== Required task ==
Transcribe all of the records word for word, but omit the pictures.

== Given entries ==
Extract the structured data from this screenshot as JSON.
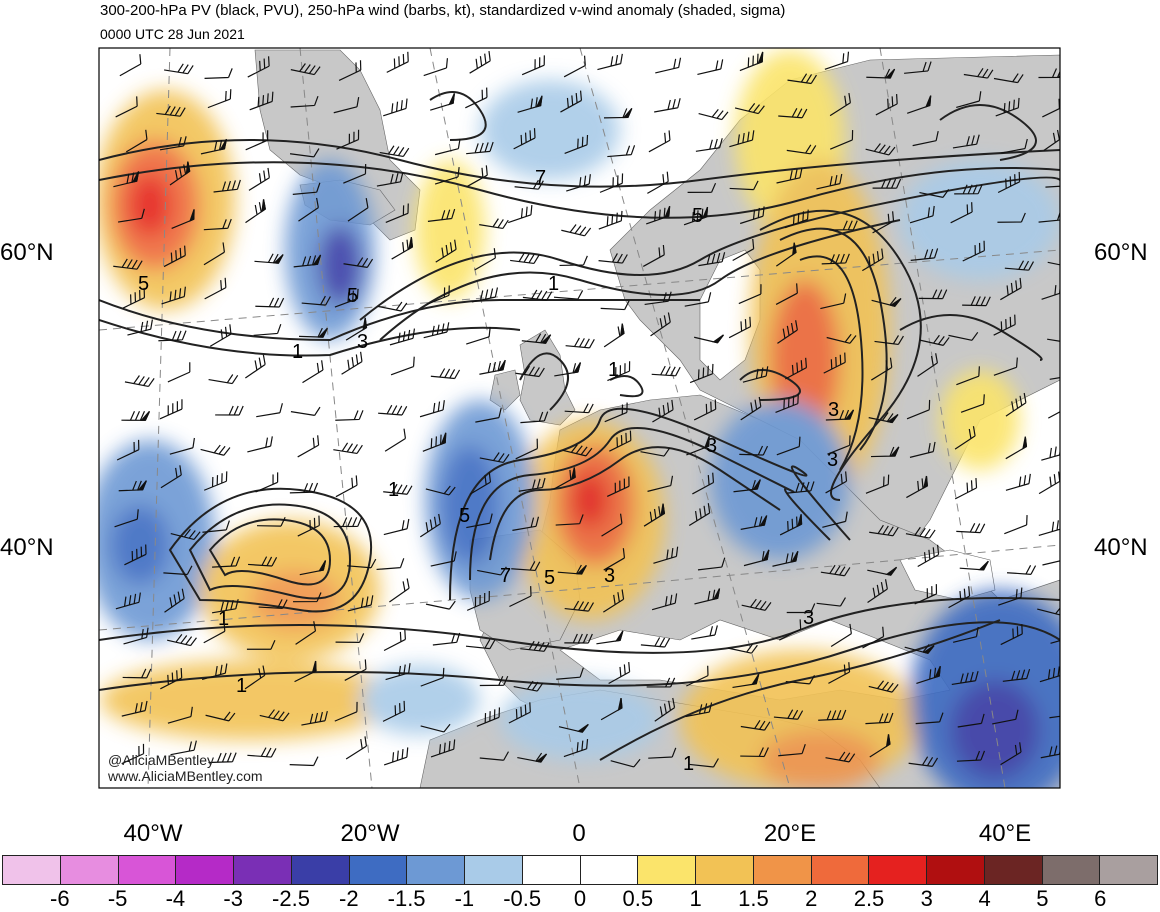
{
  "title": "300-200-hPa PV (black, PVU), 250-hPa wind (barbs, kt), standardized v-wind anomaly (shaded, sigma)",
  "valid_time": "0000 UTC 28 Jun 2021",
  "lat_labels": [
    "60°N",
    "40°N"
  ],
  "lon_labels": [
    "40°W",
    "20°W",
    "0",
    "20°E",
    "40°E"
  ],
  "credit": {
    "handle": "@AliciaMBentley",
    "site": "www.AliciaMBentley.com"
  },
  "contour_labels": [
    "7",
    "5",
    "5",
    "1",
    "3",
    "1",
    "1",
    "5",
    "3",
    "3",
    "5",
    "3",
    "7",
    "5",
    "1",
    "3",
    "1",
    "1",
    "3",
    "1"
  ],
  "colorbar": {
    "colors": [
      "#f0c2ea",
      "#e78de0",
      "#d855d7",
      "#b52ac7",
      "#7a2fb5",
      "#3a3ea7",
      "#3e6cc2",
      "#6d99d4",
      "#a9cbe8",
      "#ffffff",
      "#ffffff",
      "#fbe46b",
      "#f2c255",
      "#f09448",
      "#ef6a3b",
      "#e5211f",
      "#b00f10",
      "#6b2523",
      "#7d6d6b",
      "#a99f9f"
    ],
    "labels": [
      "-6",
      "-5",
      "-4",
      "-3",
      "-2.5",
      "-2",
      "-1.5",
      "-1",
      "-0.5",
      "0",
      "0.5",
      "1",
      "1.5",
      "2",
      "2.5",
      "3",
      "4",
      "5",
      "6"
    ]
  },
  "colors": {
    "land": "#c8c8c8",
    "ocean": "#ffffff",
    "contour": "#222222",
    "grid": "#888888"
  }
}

== Solution ==
Extract the structured data from this screenshot as JSON.
{
  "title": "300-200-hPa PV (black, PVU), 250-hPa wind (barbs, kt), standardized v-wind anomaly (shaded, sigma)",
  "valid_time": "0000 UTC 28 Jun 2021",
  "lat_labels": [
    "60°N",
    "40°N"
  ],
  "lon_labels": [
    "40°W",
    "20°W",
    "0",
    "20°E",
    "40°E"
  ],
  "credit": {
    "handle": "@AliciaMBentley",
    "site": "www.AliciaMBentley.com"
  },
  "contour_labels": [
    "7",
    "5",
    "5",
    "1",
    "3",
    "1",
    "1",
    "5",
    "3",
    "3",
    "5",
    "3",
    "7",
    "5",
    "1",
    "3",
    "1",
    "1",
    "3",
    "1"
  ],
  "colorbar": {
    "colors": [
      "#f0c2ea",
      "#e78de0",
      "#d855d7",
      "#b52ac7",
      "#7a2fb5",
      "#3a3ea7",
      "#3e6cc2",
      "#6d99d4",
      "#a9cbe8",
      "#ffffff",
      "#ffffff",
      "#fbe46b",
      "#f2c255",
      "#f09448",
      "#ef6a3b",
      "#e5211f",
      "#b00f10",
      "#6b2523",
      "#7d6d6b",
      "#a99f9f"
    ],
    "labels": [
      "-6",
      "-5",
      "-4",
      "-3",
      "-2.5",
      "-2",
      "-1.5",
      "-1",
      "-0.5",
      "0",
      "0.5",
      "1",
      "1.5",
      "2",
      "2.5",
      "3",
      "4",
      "5",
      "6"
    ]
  },
  "colors": {
    "land": "#c8c8c8",
    "ocean": "#ffffff",
    "contour": "#222222",
    "grid": "#888888"
  }
}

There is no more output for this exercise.